Records:
☆ ☆ ☆ ☆ ☆

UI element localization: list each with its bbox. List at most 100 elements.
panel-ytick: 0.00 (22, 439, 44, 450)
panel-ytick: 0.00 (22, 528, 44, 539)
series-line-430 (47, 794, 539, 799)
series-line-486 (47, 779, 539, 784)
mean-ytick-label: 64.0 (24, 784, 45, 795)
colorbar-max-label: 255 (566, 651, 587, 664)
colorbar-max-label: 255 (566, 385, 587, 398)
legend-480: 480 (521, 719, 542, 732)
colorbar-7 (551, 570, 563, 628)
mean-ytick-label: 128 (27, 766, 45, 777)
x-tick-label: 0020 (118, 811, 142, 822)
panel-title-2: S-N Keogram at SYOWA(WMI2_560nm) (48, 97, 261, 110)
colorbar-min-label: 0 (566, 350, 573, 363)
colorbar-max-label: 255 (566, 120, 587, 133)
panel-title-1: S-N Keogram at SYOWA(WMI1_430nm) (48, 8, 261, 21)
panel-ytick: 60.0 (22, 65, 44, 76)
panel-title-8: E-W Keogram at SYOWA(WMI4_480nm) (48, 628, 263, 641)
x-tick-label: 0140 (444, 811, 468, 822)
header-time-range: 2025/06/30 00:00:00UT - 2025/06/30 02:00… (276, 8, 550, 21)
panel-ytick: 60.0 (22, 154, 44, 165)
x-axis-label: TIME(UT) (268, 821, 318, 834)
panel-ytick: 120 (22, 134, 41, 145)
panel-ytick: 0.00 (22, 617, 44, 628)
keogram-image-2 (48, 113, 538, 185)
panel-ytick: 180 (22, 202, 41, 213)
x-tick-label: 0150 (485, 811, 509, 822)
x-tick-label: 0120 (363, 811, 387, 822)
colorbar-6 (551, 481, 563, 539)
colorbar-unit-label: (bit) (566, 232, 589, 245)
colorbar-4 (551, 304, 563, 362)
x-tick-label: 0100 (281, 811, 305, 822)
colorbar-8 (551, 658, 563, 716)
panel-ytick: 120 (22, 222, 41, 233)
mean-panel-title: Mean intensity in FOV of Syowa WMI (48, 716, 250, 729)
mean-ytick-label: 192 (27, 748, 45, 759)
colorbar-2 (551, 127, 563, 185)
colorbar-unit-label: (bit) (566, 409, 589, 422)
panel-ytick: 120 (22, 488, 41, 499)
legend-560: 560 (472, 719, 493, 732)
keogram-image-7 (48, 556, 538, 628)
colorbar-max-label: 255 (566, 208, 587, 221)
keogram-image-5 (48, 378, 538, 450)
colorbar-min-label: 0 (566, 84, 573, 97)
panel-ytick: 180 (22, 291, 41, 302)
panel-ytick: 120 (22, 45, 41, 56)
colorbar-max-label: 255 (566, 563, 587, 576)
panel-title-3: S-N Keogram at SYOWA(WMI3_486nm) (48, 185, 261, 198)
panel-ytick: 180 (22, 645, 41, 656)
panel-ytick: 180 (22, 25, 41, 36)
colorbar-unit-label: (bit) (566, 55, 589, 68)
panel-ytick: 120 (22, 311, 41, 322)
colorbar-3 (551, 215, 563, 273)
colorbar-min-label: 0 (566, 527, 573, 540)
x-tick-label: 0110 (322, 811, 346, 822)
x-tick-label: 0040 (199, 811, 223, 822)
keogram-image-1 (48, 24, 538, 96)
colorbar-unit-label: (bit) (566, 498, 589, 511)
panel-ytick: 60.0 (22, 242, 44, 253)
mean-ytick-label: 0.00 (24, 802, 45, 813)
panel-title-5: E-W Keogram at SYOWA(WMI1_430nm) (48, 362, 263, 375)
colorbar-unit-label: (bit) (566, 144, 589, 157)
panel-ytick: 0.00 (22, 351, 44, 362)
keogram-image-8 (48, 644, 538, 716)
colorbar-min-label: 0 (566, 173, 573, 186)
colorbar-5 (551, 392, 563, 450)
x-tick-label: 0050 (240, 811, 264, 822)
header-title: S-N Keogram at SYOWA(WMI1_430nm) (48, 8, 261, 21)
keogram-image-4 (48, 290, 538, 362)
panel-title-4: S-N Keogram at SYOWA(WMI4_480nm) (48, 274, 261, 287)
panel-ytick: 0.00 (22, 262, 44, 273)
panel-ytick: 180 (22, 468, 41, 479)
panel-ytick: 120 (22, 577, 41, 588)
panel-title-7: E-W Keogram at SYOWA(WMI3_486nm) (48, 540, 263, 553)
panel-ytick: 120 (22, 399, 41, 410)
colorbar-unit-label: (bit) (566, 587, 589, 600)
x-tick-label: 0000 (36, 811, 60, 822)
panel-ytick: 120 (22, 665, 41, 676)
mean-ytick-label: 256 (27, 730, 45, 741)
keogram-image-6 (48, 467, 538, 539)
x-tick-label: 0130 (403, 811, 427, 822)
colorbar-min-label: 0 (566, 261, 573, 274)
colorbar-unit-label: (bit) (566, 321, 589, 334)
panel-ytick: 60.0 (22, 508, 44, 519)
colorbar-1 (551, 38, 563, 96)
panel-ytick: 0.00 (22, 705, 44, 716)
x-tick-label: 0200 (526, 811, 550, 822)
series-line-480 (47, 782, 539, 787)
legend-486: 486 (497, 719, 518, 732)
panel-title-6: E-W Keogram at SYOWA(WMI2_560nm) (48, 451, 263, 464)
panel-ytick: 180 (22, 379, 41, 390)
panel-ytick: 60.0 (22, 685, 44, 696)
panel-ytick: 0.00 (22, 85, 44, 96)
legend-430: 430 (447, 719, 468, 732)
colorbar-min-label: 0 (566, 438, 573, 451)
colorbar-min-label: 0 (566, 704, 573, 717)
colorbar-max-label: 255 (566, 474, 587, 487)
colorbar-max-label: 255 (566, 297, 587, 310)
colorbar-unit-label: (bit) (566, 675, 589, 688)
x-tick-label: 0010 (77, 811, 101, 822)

☆ ☆ ☆ ☆ ☆

**Task instructions**
Determine how many lines in the records above contain the string "legend". Reply with the number alone.

**Response**
4